*WHAT IS BEING ASKED*. List each line in which the string "Daily" appears.

*WORKING DATA*.

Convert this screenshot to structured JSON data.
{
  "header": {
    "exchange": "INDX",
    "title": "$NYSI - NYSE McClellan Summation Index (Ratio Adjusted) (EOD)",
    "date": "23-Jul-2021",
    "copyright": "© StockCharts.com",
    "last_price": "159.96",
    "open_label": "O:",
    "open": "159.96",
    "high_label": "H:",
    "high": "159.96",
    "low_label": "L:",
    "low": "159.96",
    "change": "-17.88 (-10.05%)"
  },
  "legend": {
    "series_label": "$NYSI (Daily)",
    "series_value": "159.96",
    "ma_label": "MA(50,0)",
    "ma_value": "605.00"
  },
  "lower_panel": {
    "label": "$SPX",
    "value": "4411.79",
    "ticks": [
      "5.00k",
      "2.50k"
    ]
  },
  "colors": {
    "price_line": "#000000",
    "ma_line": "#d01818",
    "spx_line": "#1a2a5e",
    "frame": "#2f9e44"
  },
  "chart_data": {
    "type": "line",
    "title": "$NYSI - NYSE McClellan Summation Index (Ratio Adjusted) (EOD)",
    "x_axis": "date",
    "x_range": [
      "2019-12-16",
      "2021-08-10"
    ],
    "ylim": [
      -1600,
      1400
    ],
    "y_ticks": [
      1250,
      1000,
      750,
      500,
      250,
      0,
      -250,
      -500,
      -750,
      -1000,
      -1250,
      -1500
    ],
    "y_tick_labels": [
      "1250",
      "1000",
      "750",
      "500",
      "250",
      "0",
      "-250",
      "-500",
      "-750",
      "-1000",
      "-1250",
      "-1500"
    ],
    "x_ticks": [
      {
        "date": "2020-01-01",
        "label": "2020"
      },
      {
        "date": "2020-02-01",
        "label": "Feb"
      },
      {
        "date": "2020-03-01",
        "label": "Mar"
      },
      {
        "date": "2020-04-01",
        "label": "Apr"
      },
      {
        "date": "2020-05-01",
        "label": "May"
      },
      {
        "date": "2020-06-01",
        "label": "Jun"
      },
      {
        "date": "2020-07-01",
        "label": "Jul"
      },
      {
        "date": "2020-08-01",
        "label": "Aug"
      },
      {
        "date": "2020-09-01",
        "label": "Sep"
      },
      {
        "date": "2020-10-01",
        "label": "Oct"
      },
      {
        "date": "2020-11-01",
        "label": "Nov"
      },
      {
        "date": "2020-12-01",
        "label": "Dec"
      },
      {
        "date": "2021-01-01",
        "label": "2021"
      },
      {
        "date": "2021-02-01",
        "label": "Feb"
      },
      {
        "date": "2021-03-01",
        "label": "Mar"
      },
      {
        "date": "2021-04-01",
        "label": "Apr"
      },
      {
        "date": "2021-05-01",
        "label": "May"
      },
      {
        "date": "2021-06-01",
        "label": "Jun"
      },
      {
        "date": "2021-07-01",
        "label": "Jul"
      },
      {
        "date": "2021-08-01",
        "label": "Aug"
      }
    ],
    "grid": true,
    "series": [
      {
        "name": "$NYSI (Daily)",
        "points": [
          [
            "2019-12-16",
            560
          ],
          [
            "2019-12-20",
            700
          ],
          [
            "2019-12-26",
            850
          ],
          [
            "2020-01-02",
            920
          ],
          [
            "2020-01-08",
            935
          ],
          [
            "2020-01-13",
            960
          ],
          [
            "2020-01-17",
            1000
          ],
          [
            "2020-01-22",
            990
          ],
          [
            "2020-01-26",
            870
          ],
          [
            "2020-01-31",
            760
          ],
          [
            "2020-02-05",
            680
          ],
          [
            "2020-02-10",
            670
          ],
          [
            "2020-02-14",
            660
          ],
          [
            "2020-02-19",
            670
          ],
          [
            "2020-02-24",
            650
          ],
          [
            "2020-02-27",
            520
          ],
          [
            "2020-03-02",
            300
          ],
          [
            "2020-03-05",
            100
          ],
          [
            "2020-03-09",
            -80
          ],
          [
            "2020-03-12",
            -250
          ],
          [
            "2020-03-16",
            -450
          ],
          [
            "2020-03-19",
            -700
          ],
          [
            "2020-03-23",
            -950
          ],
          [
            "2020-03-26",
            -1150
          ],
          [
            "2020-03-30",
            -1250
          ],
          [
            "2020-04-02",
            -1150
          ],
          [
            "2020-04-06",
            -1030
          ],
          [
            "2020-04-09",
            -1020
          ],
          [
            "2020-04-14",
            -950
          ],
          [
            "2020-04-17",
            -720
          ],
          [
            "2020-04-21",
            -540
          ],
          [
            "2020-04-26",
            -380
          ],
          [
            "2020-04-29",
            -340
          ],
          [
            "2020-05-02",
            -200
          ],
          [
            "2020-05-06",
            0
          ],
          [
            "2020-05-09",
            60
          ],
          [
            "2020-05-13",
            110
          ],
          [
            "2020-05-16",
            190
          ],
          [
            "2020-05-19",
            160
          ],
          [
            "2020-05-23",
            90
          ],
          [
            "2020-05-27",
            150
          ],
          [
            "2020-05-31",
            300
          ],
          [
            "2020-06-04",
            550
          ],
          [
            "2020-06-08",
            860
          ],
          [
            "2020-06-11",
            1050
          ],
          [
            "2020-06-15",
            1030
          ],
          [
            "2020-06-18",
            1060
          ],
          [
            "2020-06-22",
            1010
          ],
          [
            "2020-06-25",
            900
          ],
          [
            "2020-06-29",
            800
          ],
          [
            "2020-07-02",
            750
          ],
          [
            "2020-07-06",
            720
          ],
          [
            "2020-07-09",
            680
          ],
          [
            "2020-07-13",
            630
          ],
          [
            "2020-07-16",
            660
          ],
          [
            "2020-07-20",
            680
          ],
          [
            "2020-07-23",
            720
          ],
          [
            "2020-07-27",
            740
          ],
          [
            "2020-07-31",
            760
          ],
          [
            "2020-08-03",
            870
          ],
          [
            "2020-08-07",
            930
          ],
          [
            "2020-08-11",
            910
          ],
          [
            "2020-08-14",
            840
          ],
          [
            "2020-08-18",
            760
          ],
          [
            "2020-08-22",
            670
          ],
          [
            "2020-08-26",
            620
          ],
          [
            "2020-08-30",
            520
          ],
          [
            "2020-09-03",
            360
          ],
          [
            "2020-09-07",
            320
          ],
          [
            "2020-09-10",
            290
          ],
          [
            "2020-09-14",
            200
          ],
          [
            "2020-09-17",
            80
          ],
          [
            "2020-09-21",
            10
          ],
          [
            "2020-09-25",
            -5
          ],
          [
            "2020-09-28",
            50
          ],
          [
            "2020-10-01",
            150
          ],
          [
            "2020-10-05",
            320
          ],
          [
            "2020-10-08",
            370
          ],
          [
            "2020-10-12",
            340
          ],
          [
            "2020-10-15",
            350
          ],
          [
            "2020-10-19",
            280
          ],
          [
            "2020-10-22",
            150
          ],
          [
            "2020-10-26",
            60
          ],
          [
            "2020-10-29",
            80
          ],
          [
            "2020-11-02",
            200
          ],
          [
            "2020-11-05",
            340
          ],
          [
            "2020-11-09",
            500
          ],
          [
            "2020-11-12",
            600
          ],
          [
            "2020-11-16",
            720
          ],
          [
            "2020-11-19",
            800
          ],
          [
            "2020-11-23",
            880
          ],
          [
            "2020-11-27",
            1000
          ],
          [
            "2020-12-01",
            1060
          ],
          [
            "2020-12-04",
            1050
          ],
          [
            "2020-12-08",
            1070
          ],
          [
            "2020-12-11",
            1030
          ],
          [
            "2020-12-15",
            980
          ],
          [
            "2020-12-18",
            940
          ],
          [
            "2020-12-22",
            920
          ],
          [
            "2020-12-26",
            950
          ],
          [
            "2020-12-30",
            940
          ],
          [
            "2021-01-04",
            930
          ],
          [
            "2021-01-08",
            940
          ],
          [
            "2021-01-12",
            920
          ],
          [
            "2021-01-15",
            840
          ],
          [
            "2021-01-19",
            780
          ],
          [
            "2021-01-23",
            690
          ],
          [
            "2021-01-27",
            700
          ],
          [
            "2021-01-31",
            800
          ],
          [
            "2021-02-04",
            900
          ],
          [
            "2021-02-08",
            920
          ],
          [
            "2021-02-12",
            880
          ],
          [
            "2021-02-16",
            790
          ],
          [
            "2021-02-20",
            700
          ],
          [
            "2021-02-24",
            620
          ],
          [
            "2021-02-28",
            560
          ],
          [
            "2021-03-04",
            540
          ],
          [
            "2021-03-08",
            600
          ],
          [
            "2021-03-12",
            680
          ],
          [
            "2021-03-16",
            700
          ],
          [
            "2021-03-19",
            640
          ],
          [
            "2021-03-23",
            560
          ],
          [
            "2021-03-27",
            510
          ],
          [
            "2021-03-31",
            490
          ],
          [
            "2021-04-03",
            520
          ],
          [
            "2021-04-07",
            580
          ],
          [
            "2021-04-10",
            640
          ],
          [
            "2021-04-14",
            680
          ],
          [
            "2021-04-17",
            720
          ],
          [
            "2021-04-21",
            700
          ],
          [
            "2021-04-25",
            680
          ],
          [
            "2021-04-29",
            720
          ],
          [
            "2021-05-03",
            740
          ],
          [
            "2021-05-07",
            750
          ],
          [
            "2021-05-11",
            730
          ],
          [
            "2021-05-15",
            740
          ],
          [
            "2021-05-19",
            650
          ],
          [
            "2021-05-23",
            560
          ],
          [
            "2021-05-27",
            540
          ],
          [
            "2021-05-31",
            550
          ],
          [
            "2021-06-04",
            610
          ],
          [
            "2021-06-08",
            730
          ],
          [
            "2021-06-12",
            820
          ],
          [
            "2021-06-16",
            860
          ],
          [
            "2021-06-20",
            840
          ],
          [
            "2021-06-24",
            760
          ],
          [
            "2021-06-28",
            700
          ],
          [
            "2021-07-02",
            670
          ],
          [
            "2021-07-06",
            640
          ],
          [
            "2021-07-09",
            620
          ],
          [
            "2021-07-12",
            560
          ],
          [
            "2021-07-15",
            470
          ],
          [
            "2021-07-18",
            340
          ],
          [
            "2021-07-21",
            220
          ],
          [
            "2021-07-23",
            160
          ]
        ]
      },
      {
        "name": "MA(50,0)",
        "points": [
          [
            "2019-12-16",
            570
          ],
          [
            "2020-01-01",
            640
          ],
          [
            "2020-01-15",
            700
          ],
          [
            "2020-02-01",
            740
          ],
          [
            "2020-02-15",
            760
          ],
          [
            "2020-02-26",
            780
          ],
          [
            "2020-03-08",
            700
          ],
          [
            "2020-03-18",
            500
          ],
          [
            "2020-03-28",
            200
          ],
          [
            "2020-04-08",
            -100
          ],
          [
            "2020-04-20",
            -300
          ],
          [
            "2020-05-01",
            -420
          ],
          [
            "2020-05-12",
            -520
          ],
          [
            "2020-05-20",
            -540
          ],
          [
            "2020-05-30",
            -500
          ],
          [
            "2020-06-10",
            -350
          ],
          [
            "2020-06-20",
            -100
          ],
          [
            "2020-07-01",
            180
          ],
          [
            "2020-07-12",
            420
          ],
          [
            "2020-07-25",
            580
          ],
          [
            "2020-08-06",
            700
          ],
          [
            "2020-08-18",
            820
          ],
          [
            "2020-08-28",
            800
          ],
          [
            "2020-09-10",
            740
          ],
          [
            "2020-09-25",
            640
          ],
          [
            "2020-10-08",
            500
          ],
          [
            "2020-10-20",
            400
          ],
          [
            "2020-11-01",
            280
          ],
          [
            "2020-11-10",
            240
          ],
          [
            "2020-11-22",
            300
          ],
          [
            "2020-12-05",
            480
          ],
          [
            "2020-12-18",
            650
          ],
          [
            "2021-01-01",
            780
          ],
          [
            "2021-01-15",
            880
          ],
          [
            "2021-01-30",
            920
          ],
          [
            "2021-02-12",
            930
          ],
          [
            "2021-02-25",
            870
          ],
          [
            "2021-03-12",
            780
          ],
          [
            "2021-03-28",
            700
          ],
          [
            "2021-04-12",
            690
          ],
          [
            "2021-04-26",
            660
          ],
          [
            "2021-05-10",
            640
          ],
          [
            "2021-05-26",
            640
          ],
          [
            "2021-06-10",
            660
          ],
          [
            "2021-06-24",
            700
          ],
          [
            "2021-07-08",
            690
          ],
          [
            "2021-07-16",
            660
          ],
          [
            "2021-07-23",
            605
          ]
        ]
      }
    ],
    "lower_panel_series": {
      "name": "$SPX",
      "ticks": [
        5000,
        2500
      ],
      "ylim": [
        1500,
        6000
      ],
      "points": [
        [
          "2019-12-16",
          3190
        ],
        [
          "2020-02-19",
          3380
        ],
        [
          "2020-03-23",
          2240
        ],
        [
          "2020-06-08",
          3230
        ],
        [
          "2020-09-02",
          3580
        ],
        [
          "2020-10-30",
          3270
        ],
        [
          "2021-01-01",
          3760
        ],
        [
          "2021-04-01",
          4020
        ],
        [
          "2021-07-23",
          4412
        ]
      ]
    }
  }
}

*RESPONSE*.
    "series_label": "$NYSI (Daily)",
        "name": "$NYSI (Daily)",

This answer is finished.